[Data extracted from a collection]

'''

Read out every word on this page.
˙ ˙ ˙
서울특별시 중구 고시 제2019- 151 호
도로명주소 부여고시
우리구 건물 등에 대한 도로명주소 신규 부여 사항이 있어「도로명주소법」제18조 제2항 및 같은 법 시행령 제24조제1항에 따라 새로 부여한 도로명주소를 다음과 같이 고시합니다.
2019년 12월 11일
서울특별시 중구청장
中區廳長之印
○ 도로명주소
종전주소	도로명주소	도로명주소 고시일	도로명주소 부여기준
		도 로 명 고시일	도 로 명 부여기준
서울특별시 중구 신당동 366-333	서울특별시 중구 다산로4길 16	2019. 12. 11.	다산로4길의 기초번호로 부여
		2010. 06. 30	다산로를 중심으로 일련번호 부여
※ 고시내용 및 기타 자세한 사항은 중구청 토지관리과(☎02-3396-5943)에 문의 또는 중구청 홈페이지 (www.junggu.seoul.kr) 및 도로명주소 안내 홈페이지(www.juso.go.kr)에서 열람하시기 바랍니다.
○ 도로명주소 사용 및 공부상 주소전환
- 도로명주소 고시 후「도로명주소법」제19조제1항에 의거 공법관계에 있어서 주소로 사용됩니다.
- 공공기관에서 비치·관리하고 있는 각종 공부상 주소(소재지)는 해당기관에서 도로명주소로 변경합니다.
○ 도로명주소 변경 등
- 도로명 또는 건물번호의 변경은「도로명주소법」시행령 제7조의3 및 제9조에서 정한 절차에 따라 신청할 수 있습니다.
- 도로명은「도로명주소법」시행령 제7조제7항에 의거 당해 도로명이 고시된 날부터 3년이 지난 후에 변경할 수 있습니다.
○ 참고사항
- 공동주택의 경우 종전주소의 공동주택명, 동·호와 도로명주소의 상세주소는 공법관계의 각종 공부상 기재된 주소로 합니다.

'''

» **Exercise instructions**
Go through the listing and copy all of it exactly.

» **Completed exercise**
Read out every word on this page.
˙ ˙ ˙
서울특별시 중구 고시 제2019- 151 호
도로명주소 부여고시
우리구 건물 등에 대한 도로명주소 신규 부여 사항이 있어「도로명주소법」제18조 제2항 및 같은 법 시행령 제24조제1항에 따라 새로 부여한 도로명주소를 다음과 같이 고시합니다.
2019년 12월 11일
서울특별시 중구청장
中區廳長之印
○ 도로명주소
종전주소	도로명주소	도로명주소 고시일	도로명주소 부여기준
		도 로 명 고시일	도 로 명 부여기준
서울특별시 중구 신당동 366-333	서울특별시 중구 다산로4길 16	2019. 12. 11.	다산로4길의 기초번호로 부여
		2010. 06. 30	다산로를 중심으로 일련번호 부여
※ 고시내용 및 기타 자세한 사항은 중구청 토지관리과(☎02-3396-5943)에 문의 또는 중구청 홈페이지 (www.junggu.seoul.kr) 및 도로명주소 안내 홈페이지(www.juso.go.kr)에서 열람하시기 바랍니다.
○ 도로명주소 사용 및 공부상 주소전환
- 도로명주소 고시 후「도로명주소법」제19조제1항에 의거 공법관계에 있어서 주소로 사용됩니다.
- 공공기관에서 비치·관리하고 있는 각종 공부상 주소(소재지)는 해당기관에서 도로명주소로 변경합니다.
○ 도로명주소 변경 등
- 도로명 또는 건물번호의 변경은「도로명주소법」시행령 제7조의3 및 제9조에서 정한 절차에 따라 신청할 수 있습니다.
- 도로명은「도로명주소법」시행령 제7조제7항에 의거 당해 도로명이 고시된 날부터 3년이 지난 후에 변경할 수 있습니다.
○ 참고사항
- 공동주택의 경우 종전주소의 공동주택명, 동·호와 도로명주소의 상세주소는 공법관계의 각종 공부상 기재된 주소로 합니다.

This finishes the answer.